* Begin RECORDS FOR THIS TASK *
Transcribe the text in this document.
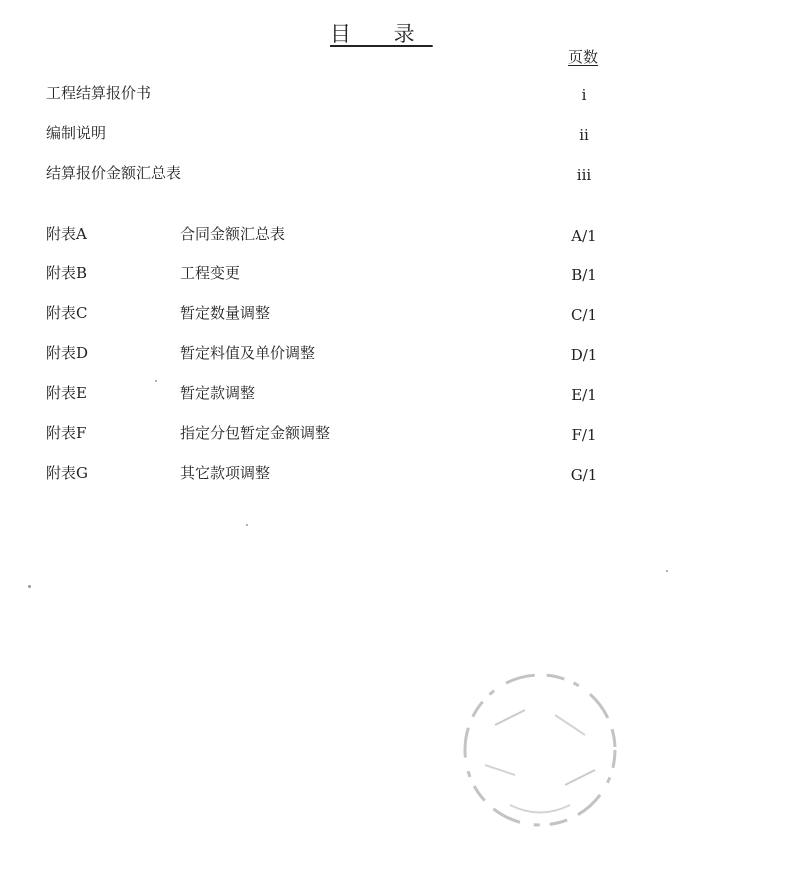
目 录
页数
工程结算报价书	i
编制说明	ii
结算报价金额汇总表	iii
附表A	合同金额汇总表	A/1
附表B	工程变更	B/1
附表C	暂定数量调整	C/1
附表D	暂定料值及单价调整	D/1
附表E	暂定款调整	E/1
附表F	指定分包暂定金额调整	F/1
附表G	其它款项调整	G/1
* End RECORDS FOR THIS TASK *
- [WHAT YOU NEED TO DO]
Reproduce the data word for word, excluding its pictures.

- [THE RESPONSE]
Transcribe the text in this document.
目 录
页数
工程结算报价书	i
编制说明	ii
结算报价金额汇总表	iii
附表A	合同金额汇总表	A/1
附表B	工程变更	B/1
附表C	暂定数量调整	C/1
附表D	暂定料值及单价调整	D/1
附表E	暂定款调整	E/1
附表F	指定分包暂定金额调整	F/1
附表G	其它款项调整	G/1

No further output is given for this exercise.